NE KADAR yaşayacağımı, ömrümün nerede ve nasıl son bulacağını bilmiyorum. Ama emin olduğum birşey var: Artık, 6 Şubat 2023’ten önce ve sonra diye ikiye ayırmanın mümkün olduğu bir hayat yaşayacağım.
Doğup büyüdüğüm diyarda baba yadigârı zeytinliğin birikmiş bakım işleriyle geçen on yorgun günün ardından İstanbul’a henüz dönmüşken 6 Şubat günü uykumu keskin şekilde bölen mesajlarla öğrendim deprem olduğunu. Arkadaşlarla haberleştiğimiz bir Whatsapp grubunda, kendisi Adıyamanlı olup ailesinin bir kısmı Maraş’ta yaşayan bir arkadaşımız deprem haberi aldığını, yıkılan evler olmakla birlikte ailesinin iyi durumda olduğunu haber veriyor, gecenin o vakti uyanık olan veya uyanan arkadaşlar ise birbiri ardınca geçmiş olsun dileklerini iletiyorlardı. İhtimal ki herkes benim gibi düşünmüş, en fazla yakın zamandaki İzmir veya Elazığ depremleri gibi bir durumun vuku bulduğunu tahmin etmişlerdi.
Gün ağardıkça karşımıza çıkan gerçek ise bambaşkaydı. Sosyal medyada on ayrı ilin hemen her yerinden enkaz altındakilerin yardım mesajları sel gibi akarken, devlet canibinde ise bir paralize olma hali sözkonusuydu. En olmadık twitin takibini yapıp peşine düşen devlet, aynı mecradaki en hayatî mesajlar karşısında ise sağır veya hareketsizdi. Enkaz altında artık sayılarının kesinlikle onbinleri bulduğu anlaşılan ve kurtarılmayı bekleyen insanlar vardı, bu aşikârdı. Ama ‘talimatlarıyla’ kelimesiyle kendini takdim edegelmiş ucube bir (sözde) sistemin kurumlarının bu insanların feryatları karşısında evvelemirde yapabildiği, evinde çaresizlik içinde kıvranan ve sadece seyreden bizler gibi epeyce müddet yalnızca seyretmek, kuvvetle muhtemel ki harekete geçmek için öncelikle ‘talimat’ beklemekti. Sonrasında ise felaketin büyüklüğü ile kıyaslanması imkânsız küçücük adımlar gördük.

Görev listesi:
1. Kayıtlarda "cell-pct_spend: 13% bbox=[1113, 302, 1157, 326]" ifadesini içeren satırdan "cell-cpm: 7 bbox=[1216, 131, 1229, 156]" ifadesini içeren satıra kadar, iki uç satır da dahil olmak üzere, satırları hiç değiştirmeden yeniden yazın.
2. 6 Şubat depremini anlatan metni, son cümlesinden sonra kaldığı yerden sürdürün.
Metin ile kayıtlar birbirinden farklı kaynaklardan alınmıştır.

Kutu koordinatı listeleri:
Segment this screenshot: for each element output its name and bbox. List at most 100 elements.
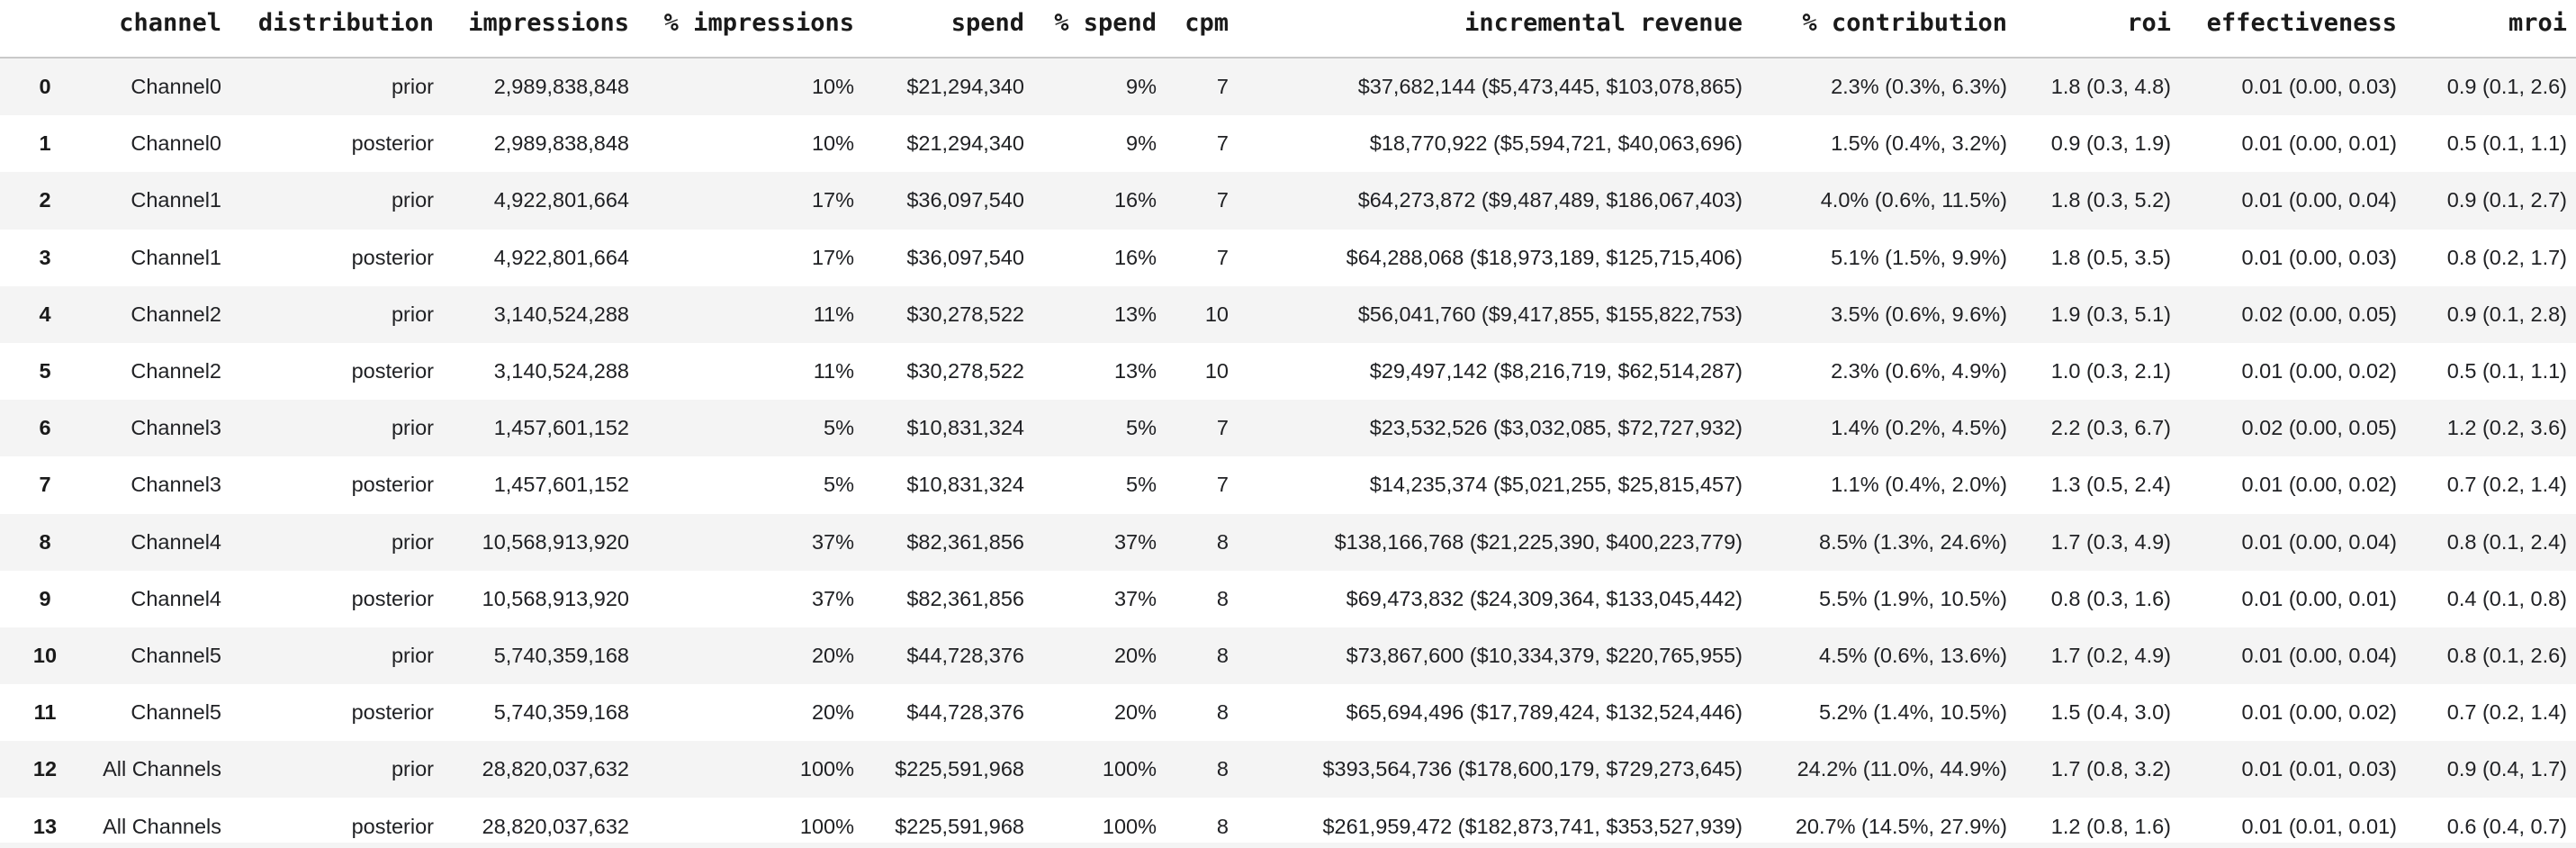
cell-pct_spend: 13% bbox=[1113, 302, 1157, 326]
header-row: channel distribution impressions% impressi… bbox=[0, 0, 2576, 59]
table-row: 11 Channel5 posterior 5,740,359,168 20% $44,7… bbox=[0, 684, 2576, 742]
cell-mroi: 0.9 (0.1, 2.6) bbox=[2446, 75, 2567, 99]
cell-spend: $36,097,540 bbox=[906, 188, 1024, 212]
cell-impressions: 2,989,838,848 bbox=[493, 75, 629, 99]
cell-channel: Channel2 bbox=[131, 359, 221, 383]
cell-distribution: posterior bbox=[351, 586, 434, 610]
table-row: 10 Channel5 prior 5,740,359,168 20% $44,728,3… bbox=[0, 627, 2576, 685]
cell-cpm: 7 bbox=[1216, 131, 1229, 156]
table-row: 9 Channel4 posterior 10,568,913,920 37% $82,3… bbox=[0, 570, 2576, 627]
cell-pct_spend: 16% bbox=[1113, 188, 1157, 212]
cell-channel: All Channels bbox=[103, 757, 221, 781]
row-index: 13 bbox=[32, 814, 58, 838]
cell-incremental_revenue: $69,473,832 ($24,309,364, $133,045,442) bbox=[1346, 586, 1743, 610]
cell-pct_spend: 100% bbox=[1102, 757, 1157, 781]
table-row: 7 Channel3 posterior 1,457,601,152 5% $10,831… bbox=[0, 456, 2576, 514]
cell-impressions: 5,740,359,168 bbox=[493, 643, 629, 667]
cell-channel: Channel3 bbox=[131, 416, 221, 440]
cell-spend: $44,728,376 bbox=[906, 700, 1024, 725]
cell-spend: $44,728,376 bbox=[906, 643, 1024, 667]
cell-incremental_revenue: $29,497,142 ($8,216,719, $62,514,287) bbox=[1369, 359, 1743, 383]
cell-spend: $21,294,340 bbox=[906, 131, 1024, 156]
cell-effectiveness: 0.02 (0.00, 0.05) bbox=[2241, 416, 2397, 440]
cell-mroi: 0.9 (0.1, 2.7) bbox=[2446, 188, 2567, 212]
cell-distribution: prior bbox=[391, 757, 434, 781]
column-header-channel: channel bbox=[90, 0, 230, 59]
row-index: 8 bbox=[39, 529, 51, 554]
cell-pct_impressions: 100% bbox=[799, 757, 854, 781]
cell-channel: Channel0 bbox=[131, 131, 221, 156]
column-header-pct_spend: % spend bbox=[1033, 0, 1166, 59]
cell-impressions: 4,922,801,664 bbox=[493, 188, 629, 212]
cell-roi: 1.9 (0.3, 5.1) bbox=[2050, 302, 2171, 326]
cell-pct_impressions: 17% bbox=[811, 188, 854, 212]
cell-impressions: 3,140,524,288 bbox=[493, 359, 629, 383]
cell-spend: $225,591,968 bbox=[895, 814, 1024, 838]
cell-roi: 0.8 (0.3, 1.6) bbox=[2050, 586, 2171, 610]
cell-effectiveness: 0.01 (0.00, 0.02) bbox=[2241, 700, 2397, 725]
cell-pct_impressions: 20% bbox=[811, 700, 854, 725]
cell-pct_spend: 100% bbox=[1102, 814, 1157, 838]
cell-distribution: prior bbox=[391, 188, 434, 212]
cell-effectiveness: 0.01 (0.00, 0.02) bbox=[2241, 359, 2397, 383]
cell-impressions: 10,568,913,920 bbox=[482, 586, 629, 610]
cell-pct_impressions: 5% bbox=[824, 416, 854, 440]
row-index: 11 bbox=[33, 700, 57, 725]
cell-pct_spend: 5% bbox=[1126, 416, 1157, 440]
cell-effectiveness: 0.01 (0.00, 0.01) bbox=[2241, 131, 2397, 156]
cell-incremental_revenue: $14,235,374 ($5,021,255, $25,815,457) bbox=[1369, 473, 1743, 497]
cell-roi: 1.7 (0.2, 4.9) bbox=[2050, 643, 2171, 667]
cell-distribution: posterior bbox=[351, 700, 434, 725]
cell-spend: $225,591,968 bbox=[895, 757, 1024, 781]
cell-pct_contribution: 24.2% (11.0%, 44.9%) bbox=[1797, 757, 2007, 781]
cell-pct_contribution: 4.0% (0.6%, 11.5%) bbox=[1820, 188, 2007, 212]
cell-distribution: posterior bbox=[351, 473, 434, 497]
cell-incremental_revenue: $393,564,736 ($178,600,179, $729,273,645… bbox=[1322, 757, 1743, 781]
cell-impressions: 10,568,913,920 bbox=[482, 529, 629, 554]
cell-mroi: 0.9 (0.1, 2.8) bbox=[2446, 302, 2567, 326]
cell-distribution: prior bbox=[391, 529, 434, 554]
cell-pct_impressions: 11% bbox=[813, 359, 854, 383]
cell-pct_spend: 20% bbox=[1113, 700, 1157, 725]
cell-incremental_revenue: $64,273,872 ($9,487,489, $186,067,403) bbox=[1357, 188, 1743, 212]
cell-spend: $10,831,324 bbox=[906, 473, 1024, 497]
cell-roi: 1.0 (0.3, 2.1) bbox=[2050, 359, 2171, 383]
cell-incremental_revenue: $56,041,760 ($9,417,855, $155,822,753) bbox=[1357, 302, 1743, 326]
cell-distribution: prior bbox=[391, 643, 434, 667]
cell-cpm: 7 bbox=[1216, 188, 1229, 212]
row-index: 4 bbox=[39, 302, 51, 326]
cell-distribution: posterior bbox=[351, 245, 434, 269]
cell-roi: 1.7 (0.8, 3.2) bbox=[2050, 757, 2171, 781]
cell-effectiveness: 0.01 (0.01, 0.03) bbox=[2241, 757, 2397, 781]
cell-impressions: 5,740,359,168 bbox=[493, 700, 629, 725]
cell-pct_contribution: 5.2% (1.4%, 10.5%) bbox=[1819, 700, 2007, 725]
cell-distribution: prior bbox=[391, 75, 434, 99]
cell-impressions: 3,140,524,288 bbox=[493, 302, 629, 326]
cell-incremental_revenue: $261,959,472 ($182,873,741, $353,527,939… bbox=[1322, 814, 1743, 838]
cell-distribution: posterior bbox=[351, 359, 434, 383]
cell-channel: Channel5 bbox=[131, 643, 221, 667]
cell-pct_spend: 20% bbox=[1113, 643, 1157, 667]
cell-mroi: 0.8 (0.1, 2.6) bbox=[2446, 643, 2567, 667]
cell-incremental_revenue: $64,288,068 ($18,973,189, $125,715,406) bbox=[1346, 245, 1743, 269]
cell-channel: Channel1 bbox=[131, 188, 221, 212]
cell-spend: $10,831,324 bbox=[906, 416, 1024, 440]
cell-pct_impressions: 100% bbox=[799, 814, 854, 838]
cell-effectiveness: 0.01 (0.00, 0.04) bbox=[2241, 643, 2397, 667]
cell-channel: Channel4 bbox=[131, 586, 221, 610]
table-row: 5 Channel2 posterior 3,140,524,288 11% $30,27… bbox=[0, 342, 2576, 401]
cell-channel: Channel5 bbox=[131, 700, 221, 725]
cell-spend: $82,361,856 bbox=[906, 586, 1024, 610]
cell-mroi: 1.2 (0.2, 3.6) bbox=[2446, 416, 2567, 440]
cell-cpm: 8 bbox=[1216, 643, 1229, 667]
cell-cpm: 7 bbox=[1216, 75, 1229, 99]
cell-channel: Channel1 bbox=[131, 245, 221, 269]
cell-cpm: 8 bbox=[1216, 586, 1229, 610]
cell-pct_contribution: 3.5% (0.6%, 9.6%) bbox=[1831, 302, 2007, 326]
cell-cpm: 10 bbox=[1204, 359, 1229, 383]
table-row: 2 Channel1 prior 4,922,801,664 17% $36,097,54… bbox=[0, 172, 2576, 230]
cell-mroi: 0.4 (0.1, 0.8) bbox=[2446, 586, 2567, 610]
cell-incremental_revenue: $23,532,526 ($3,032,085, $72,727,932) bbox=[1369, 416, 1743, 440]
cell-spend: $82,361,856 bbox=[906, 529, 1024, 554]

Alıştırma cevapları:
1.
cell-pct_spend: 13% bbox=[1113, 302, 1157, 326]
header-row: channel distribution impressions% impressi… bbox=[0, 0, 2576, 59]
table-row: 11 Channel5 posterior 5,740,359,168 20% $44,7… bbox=[0, 684, 2576, 742]
cell-mroi: 0.9 (0.1, 2.6) bbox=[2446, 75, 2567, 99]
cell-spend: $36,097,540 bbox=[906, 188, 1024, 212]
cell-impressions: 2,989,838,848 bbox=[493, 75, 629, 99]
cell-channel: Channel2 bbox=[131, 359, 221, 383]
cell-distribution: posterior bbox=[351, 586, 434, 610]
table-row: 10 Channel5 prior 5,740,359,168 20% $44,728,3… bbox=[0, 627, 2576, 685]
cell-cpm: 7 bbox=[1216, 131, 1229, 156]

2.
Bütün bunlar olup biterken, bir yandan zihnim çocukluk günlerime gitti. O günlerdeki Gediz, Lice, Van depremleri; her birinde radyo üzerinden duyduğum mutad hareket tarzı; öncelikle valiliklerin duruma müdahalesi, garnizonlardaki askerler ile sivil savunma ve Kızılay’ın ellerindeki bütün imkânlarla derhal arama, kurtarma, barınma ve iaşe için devreye girmesi, ardından merkezî hükûmetin olayın büyüklüğüne göre imkânlarını harekete geçirmesi…
Özellikle iletişim ve ulaşımda gerçekleşen devrim niteliğindeki birbirini takip eden o kadar gelişmeye karşılık, iki dudak arasına mahkûm olmuşlukla gelen ‘talimatlarıyla’ düzeninin beni elli yıl öncesini düşünür hale getirmesi üzücüydü elbet.
Durumun fecaatini ve arama-kurtarmadaki bu feci zaafiyeti gördüğümde, sabahleyin eşime söylediğim bir sözü geri aldım. Binlerce canın yitip gittiğini duymaya kendimizi hazırlamamız gerektiğini söylemiştim, maalesef öğleye doğru onbinden söz eder hale geldim. Öğle vakti deprem bölgesinden evleri zarar görmüş bir arkadaşımla yazışırken gerçekleşen ikinci depremden sonra ise, otuz binden bile fazlasına hazır olmamız gerektiğini anlamış haldeydim.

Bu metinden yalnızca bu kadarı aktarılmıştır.